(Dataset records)

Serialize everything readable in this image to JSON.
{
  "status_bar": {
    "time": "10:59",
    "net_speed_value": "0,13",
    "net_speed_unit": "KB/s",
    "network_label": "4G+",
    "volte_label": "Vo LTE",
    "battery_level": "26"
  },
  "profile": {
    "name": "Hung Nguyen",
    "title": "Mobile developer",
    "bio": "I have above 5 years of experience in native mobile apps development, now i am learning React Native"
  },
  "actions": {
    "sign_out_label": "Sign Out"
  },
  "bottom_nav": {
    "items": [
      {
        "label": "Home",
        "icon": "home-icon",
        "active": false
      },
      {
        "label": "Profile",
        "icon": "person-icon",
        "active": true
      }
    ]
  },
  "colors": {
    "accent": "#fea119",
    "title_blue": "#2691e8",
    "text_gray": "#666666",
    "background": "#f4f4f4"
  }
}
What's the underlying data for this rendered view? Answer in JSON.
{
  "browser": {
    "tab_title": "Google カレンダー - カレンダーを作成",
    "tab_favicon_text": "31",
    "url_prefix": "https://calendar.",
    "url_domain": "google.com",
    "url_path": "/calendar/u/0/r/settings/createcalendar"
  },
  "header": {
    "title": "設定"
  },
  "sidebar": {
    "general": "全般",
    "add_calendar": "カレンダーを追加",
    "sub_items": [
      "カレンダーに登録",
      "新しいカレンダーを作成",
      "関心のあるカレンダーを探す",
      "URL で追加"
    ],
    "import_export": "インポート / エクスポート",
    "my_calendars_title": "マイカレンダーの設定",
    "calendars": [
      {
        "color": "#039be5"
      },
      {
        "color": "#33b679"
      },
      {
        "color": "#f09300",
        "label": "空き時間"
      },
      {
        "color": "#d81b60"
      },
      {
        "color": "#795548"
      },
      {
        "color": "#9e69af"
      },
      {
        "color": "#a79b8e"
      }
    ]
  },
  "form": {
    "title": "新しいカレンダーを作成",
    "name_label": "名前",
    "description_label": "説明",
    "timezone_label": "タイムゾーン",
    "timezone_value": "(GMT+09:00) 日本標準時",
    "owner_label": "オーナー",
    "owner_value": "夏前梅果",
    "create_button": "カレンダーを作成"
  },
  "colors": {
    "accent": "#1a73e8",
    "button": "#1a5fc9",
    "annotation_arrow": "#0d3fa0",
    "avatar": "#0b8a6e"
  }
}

### [Your instructions]
Write out exactly the lines starting with the one that holds "What's the underlying" and running through the last line above.

### [Task answer]
What's the underlying data for this rendered view? Answer in JSON.
{
  "browser": {
    "tab_title": "Google カレンダー - カレンダーを作成",
    "tab_favicon_text": "31",
    "url_prefix": "https://calendar.",
    "url_domain": "google.com",
    "url_path": "/calendar/u/0/r/settings/createcalendar"
  },
  "header": {
    "title": "設定"
  },
  "sidebar": {
    "general": "全般",
    "add_calendar": "カレンダーを追加",
    "sub_items": [
      "カレンダーに登録",
      "新しいカレンダーを作成",
      "関心のあるカレンダーを探す",
      "URL で追加"
    ],
    "import_export": "インポート / エクスポート",
    "my_calendars_title": "マイカレンダーの設定",
    "calendars": [
      {
        "color": "#039be5"
      },
      {
        "color": "#33b679"
      },
      {
        "color": "#f09300",
        "label": "空き時間"
      },
      {
        "color": "#d81b60"
      },
      {
        "color": "#795548"
      },
      {
        "color": "#9e69af"
      },
      {
        "color": "#a79b8e"
      }
    ]
  },
  "form": {
    "title": "新しいカレンダーを作成",
    "name_label": "名前",
    "description_label": "説明",
    "timezone_label": "タイムゾーン",
    "timezone_value": "(GMT+09:00) 日本標準時",
    "owner_label": "オーナー",
    "owner_value": "夏前梅果",
    "create_button": "カレンダーを作成"
  },
  "colors": {
    "accent": "#1a73e8",
    "button": "#1a5fc9",
    "annotation_arrow": "#0d3fa0",
    "avatar": "#0b8a6e"
  }
}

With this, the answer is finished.